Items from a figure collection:
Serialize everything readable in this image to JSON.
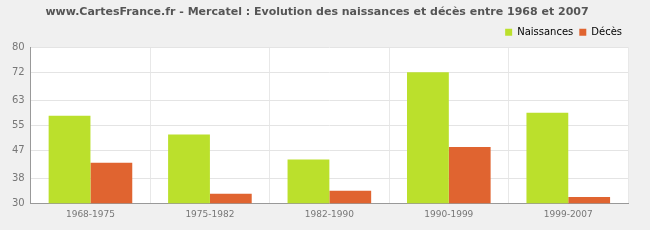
{
  "chart_data": {
    "type": "bar",
    "title": "www.CartesFrance.fr - Mercatel : Evolution des naissances et décès entre 1968 et 2007",
    "categories": [
      "1968-1975",
      "1975-1982",
      "1982-1990",
      "1990-1999",
      "1999-2007"
    ],
    "series": [
      {
        "name": "Naissances",
        "color": "#bbe02c",
        "values": [
          58,
          52,
          44,
          72,
          59
        ]
      },
      {
        "name": "Décès",
        "color": "#e06430",
        "values": [
          43,
          33,
          34,
          48,
          32
        ]
      }
    ],
    "ylim": [
      30,
      80
    ],
    "yticks": [
      30,
      38,
      47,
      55,
      63,
      72,
      80
    ],
    "grid": true,
    "legend": "upper right"
  }
}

Task prompt: Print out every entry above without changing a word, and leave out the pictures.

Full solution:
Serialize everything readable in this image to JSON.
{
  "chart_data": {
    "type": "bar",
    "title": "www.CartesFrance.fr - Mercatel : Evolution des naissances et décès entre 1968 et 2007",
    "categories": [
      "1968-1975",
      "1975-1982",
      "1982-1990",
      "1990-1999",
      "1999-2007"
    ],
    "series": [
      {
        "name": "Naissances",
        "color": "#bbe02c",
        "values": [
          58,
          52,
          44,
          72,
          59
        ]
      },
      {
        "name": "Décès",
        "color": "#e06430",
        "values": [
          43,
          33,
          34,
          48,
          32
        ]
      }
    ],
    "ylim": [
      30,
      80
    ],
    "yticks": [
      30,
      38,
      47,
      55,
      63,
      72,
      80
    ],
    "grid": true,
    "legend": "upper right"
  }
}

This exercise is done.